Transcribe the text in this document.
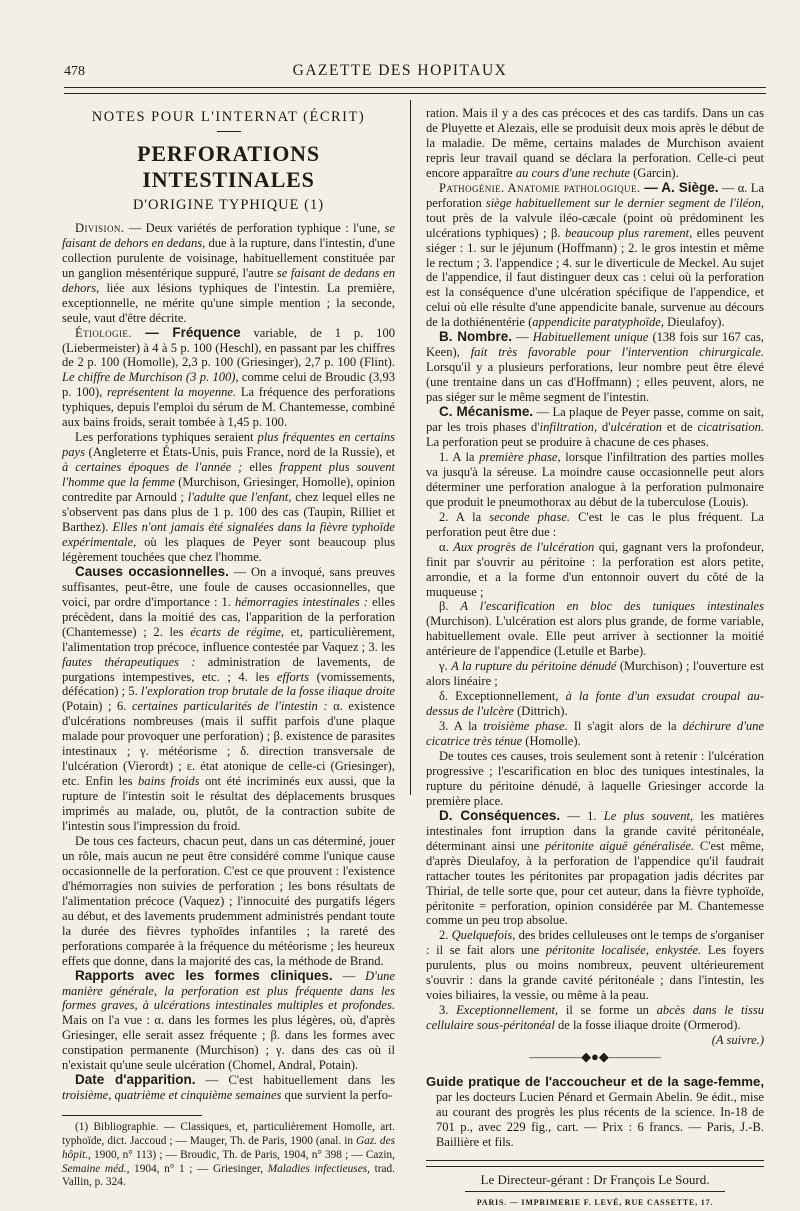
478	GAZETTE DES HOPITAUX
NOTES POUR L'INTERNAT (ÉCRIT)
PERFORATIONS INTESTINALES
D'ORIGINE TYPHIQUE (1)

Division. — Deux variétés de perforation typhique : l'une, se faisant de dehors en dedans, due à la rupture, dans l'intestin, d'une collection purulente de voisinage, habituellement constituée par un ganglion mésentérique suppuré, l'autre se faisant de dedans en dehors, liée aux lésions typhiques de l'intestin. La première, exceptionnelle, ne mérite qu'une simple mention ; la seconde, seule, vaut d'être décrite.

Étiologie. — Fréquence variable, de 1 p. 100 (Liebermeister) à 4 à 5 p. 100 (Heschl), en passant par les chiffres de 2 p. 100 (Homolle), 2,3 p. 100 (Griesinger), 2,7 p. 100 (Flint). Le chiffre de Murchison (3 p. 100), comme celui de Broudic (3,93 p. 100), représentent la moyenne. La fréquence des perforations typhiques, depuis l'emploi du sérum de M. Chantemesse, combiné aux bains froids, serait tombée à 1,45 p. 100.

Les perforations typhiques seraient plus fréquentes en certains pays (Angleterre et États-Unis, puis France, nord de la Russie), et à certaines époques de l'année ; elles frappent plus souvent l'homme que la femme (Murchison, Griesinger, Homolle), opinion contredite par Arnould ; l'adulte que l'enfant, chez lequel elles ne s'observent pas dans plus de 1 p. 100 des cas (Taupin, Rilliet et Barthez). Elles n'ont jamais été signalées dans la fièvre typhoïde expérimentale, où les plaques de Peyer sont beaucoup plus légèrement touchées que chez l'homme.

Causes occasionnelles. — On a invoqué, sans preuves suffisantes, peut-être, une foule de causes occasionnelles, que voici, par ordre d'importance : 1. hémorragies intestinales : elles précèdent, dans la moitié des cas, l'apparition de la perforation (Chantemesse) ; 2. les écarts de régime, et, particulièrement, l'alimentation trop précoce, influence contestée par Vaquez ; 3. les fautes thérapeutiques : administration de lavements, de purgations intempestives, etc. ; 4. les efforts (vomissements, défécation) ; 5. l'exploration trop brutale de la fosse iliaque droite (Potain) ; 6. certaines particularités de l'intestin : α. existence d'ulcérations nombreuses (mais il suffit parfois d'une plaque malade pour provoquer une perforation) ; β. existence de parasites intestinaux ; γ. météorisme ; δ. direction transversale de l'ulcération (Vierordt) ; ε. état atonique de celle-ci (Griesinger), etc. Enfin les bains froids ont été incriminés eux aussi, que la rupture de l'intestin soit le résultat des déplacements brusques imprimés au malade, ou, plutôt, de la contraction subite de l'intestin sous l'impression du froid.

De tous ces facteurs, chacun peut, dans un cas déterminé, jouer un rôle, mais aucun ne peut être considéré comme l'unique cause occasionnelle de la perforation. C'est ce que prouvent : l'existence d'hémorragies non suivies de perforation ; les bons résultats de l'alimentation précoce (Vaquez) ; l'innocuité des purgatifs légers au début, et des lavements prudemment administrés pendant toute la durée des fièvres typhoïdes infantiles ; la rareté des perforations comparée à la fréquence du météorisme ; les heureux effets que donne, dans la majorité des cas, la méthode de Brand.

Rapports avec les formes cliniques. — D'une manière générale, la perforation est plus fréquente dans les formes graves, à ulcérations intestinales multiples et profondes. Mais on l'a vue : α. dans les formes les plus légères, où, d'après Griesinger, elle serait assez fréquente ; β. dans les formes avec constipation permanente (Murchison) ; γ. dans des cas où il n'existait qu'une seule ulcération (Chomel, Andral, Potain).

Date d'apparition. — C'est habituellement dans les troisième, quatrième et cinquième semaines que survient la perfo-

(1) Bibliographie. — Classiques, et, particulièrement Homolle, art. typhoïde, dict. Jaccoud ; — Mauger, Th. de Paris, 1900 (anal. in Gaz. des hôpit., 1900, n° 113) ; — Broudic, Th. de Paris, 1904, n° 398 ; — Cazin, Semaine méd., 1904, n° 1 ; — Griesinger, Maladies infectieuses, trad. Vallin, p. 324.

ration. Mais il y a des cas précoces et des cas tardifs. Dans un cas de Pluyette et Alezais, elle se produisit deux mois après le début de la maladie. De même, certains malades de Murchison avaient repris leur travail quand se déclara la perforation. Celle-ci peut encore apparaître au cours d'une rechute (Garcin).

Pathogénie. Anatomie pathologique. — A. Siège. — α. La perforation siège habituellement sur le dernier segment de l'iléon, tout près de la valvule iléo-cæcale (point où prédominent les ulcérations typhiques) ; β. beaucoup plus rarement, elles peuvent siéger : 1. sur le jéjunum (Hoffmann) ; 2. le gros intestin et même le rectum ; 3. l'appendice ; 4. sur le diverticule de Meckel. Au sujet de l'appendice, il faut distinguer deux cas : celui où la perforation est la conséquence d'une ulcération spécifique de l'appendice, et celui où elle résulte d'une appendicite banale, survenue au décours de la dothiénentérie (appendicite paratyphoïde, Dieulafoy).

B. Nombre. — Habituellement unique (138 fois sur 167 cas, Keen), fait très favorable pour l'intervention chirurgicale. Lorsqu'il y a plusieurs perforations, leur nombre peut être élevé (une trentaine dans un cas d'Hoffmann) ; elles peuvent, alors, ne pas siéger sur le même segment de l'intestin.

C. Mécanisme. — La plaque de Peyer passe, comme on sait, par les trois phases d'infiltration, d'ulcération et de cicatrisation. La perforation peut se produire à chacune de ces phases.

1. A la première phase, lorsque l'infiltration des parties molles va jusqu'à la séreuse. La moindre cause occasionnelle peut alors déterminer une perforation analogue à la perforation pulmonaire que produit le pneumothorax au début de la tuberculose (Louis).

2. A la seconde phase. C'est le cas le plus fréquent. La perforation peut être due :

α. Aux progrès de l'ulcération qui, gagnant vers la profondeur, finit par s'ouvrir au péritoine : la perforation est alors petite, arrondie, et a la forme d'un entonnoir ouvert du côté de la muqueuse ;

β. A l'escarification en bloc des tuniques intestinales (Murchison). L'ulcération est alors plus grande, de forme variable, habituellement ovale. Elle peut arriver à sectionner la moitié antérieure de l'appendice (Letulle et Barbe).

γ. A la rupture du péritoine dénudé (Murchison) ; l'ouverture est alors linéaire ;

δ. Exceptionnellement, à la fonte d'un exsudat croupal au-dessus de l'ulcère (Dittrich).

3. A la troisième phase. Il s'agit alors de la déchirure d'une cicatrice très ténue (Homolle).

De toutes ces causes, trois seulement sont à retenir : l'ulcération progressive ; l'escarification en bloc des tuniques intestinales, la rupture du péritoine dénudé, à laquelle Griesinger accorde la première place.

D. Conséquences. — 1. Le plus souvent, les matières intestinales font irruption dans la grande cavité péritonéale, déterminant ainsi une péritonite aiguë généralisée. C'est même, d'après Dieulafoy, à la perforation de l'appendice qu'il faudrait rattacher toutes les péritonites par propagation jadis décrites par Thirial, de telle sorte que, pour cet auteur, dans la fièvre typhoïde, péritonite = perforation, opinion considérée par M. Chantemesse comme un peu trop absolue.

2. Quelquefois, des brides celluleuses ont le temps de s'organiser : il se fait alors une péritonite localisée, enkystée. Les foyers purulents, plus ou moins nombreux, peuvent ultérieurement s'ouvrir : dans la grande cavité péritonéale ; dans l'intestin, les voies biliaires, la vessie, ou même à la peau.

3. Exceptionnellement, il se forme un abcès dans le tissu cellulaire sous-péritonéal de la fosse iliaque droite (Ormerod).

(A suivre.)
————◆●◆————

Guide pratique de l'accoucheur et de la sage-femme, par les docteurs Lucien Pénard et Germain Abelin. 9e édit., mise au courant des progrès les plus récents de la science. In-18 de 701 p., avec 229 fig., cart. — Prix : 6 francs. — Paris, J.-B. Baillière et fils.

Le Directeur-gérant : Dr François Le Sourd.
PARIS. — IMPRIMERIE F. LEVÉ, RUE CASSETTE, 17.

**Task objective:** Where a line in the entries holds the word "sont", copy that line.

**Finished answer:**
Les perforations typhiques seraient plus fréquentes en certains pays (Angleterre et États-Unis, puis France, nord de la Russie), et à certaines époques de l'année ; elles frappent plus souvent l'homme que la femme (Murchison, Griesinger, Homolle), opinion contredite par Arnould ; l'adulte que l'enfant, chez lequel elles ne s'observent pas dans plus de 1 p. 100 des cas (Taupin, Rilliet et Barthez). Elles n'ont jamais été signalées dans la fièvre typhoïde expérimentale, où les plaques de Peyer sont beaucoup plus légèrement touchées que chez l'homme.
De toutes ces causes, trois seulement sont à retenir : l'ulcération progressive ; l'escarification en bloc des tuniques intestinales, la rupture du péritoine dénudé, à laquelle Griesinger accorde la première place.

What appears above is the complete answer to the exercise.